(Collected data)
start
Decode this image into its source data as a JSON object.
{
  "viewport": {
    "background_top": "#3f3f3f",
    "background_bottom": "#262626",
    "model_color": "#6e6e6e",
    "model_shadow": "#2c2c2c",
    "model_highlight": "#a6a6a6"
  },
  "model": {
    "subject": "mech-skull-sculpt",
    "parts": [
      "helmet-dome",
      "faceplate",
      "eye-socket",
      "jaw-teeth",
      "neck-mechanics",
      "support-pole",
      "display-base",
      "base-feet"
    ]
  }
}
end
start
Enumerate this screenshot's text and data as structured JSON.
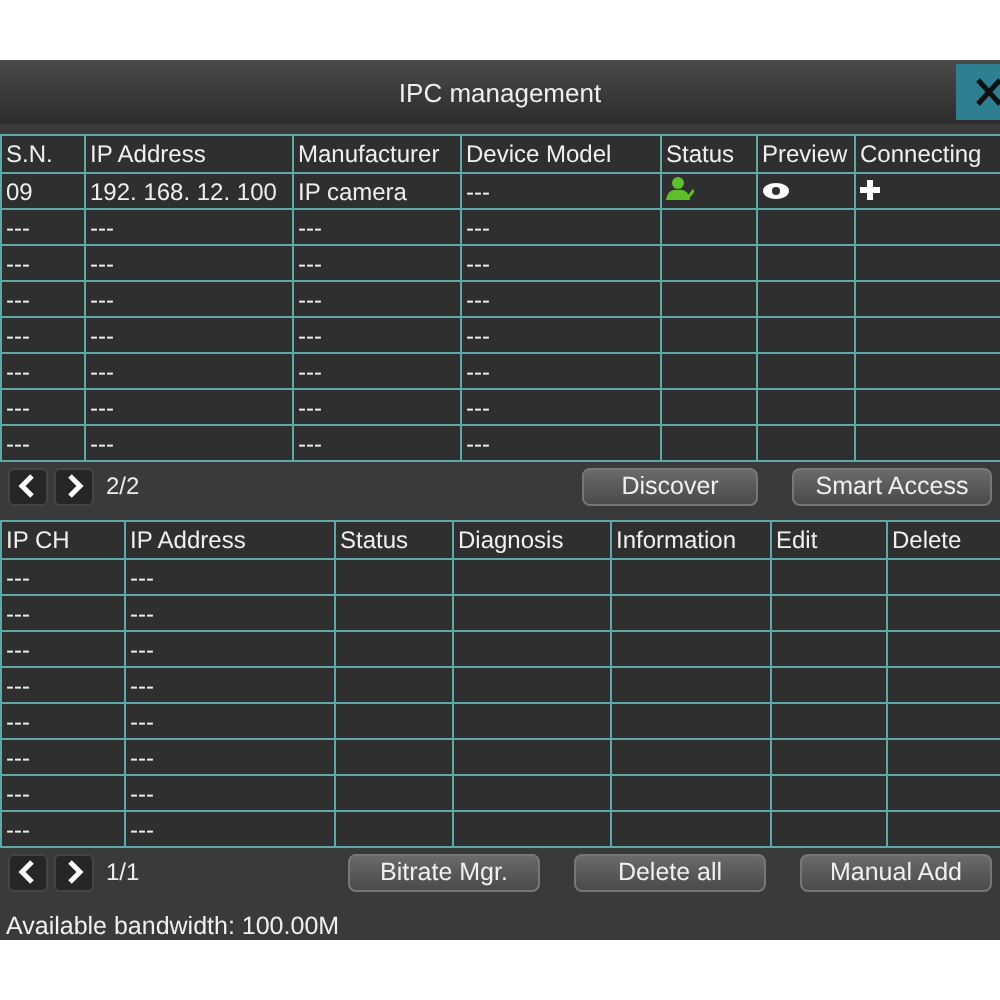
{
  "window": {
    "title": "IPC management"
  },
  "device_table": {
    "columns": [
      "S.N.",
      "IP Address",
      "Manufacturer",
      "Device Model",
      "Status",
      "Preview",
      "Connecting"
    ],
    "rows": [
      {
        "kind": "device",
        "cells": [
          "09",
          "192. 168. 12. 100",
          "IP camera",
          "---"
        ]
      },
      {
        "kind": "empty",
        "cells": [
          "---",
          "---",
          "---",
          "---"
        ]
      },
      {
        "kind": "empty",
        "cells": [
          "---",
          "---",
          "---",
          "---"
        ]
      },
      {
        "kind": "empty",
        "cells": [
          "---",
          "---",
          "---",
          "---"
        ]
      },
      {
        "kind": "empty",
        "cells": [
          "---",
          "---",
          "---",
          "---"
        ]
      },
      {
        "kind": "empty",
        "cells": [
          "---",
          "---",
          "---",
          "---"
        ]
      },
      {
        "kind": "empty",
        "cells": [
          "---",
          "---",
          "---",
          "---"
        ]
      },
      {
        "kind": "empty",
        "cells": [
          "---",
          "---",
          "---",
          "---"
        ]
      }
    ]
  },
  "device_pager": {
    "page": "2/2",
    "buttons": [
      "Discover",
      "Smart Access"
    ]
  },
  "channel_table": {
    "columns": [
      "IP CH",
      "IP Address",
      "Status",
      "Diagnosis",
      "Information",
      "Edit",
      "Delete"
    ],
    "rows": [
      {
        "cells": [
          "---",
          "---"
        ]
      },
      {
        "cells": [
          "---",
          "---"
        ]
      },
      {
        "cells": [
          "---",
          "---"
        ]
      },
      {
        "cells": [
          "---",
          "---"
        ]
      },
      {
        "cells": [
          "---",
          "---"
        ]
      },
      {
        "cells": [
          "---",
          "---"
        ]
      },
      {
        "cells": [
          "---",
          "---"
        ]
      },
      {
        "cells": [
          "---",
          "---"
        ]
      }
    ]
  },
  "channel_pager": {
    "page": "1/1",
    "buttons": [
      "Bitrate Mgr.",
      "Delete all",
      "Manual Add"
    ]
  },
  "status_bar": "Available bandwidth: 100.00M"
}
end
Find every line that holds "this" and copy it.

Decode this image into its source data as a JSON object.
Enumerate this screenshot's text and data as structured JSON.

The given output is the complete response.